The data start

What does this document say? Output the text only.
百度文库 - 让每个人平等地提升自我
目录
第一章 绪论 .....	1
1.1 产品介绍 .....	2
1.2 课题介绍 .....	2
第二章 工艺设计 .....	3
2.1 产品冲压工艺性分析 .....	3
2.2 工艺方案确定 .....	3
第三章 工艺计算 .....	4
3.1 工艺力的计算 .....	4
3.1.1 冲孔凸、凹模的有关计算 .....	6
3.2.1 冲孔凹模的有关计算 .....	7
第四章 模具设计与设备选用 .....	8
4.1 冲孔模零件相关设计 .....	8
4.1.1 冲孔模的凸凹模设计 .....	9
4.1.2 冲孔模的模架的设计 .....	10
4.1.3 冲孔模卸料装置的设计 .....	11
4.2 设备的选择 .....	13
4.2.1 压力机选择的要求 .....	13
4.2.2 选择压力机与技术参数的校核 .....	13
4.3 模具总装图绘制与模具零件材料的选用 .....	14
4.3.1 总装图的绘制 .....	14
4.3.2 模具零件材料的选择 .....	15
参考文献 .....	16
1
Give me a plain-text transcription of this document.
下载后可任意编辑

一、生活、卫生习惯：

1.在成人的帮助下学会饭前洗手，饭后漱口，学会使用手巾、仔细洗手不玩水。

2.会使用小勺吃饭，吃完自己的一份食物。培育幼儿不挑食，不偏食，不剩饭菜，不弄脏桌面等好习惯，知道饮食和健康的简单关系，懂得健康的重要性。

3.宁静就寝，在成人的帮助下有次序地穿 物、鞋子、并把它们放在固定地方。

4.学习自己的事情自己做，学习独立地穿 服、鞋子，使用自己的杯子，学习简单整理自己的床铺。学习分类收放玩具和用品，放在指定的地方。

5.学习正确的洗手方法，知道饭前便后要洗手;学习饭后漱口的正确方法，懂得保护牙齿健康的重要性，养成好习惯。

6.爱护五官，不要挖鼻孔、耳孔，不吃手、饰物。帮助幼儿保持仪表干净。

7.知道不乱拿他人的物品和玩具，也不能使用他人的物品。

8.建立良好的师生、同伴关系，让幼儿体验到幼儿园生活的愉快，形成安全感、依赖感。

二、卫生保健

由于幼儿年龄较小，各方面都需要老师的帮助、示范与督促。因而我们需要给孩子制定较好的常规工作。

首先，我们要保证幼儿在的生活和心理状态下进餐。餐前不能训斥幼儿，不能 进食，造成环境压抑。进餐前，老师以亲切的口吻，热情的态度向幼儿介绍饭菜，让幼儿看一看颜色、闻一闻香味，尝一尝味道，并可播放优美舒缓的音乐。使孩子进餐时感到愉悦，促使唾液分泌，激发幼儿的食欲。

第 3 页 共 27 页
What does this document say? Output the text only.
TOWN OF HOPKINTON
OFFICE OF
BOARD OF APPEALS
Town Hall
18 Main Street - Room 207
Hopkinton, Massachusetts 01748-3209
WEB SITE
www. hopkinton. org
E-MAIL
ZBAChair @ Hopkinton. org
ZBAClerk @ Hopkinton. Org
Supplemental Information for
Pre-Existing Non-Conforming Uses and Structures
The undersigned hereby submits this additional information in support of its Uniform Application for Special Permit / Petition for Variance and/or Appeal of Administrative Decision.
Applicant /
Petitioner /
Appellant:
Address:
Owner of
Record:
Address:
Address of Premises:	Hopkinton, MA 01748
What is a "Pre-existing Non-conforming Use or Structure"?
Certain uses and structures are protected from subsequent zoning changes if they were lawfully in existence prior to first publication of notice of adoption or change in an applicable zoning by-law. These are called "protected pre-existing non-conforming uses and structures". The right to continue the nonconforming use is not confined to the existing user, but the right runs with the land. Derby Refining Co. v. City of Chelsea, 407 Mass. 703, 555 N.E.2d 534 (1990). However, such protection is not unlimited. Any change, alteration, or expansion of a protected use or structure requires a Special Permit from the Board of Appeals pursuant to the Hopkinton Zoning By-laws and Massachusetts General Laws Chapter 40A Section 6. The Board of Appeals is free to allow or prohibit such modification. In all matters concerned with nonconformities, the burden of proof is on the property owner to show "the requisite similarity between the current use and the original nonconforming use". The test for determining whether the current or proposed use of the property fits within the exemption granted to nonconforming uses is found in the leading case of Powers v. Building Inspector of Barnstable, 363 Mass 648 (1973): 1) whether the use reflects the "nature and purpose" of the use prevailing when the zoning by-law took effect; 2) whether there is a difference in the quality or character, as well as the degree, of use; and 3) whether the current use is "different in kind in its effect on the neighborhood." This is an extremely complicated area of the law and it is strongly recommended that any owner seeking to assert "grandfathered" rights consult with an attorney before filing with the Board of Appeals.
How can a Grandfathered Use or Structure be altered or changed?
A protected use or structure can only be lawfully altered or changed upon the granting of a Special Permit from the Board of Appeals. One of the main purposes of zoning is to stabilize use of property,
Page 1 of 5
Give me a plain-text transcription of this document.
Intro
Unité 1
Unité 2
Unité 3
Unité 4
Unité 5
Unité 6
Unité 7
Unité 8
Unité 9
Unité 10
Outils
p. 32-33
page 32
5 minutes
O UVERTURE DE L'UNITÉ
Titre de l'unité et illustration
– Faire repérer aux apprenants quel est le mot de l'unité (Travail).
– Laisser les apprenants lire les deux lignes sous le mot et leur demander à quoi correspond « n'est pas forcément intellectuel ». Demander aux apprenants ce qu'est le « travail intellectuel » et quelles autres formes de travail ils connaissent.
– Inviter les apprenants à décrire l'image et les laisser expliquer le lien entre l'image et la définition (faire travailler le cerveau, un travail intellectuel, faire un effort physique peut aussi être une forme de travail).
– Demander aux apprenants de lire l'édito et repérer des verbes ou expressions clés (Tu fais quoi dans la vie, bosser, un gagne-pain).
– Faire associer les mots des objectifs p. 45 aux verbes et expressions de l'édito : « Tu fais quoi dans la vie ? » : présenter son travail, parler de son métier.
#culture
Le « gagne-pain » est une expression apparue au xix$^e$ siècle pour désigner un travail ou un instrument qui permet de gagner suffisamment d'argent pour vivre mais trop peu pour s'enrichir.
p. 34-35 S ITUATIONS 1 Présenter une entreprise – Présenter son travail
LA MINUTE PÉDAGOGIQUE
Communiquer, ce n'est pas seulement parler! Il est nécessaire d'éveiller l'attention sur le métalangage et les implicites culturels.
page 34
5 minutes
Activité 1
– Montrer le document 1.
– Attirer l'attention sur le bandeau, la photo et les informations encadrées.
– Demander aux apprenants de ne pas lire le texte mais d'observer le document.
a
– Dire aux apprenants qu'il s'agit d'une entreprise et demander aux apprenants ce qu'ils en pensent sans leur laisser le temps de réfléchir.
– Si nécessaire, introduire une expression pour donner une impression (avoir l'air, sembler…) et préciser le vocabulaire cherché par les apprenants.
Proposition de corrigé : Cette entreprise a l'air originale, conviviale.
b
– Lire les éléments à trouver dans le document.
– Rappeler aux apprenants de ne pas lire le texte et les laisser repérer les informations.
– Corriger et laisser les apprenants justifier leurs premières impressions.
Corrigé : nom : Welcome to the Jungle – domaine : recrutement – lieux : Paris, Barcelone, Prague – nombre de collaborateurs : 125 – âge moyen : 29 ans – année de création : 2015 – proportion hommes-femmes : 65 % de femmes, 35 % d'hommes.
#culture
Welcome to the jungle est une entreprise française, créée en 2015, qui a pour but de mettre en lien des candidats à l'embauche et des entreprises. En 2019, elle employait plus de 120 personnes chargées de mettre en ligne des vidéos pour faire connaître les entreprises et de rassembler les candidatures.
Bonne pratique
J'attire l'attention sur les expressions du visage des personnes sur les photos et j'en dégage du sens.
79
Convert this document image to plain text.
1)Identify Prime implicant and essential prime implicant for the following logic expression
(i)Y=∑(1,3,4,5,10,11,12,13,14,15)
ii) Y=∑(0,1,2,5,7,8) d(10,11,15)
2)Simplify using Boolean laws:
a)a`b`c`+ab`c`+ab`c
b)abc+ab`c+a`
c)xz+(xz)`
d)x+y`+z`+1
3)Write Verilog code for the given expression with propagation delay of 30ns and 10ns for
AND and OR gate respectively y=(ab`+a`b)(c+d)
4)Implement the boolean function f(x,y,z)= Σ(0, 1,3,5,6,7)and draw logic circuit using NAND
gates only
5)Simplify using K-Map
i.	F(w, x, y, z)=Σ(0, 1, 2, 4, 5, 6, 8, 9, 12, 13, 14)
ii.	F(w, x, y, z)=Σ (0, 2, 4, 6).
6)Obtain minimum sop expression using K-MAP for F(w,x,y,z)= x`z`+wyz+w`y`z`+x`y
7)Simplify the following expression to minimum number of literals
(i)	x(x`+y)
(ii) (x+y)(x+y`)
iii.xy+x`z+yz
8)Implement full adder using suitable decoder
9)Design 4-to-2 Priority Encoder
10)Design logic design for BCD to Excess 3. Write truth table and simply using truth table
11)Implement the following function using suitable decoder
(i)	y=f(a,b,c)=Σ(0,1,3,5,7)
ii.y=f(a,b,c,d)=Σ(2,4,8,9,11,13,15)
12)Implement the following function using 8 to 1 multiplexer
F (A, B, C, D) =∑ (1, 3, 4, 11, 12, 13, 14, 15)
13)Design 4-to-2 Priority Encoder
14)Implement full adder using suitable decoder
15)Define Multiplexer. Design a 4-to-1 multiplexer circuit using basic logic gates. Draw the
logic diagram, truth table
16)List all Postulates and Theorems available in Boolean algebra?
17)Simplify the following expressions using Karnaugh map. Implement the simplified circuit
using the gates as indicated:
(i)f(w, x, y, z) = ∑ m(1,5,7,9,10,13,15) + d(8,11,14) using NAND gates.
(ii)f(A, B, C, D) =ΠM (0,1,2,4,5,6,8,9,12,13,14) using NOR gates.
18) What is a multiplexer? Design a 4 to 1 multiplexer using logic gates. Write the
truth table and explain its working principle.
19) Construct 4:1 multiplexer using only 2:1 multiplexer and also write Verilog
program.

The data end

* Challenge
Pick out every line of the listing containing the word "quoi", and show those lines.

* Answer in full
– Laisser les apprenants lire les deux lignes sous le mot et leur demander à quoi correspond « n'est pas forcément intellectuel ». Demander aux apprenants ce qu'est le « travail intellectuel » et quelles autres formes de travail ils connaissent.
– Demander aux apprenants de lire l'édito et repérer des verbes ou expressions clés (Tu fais quoi dans la vie, bosser, un gagne-pain).
– Faire associer les mots des objectifs p. 45 aux verbes et expressions de l'édito : « Tu fais quoi dans la vie ? » : présenter son travail, parler de son métier.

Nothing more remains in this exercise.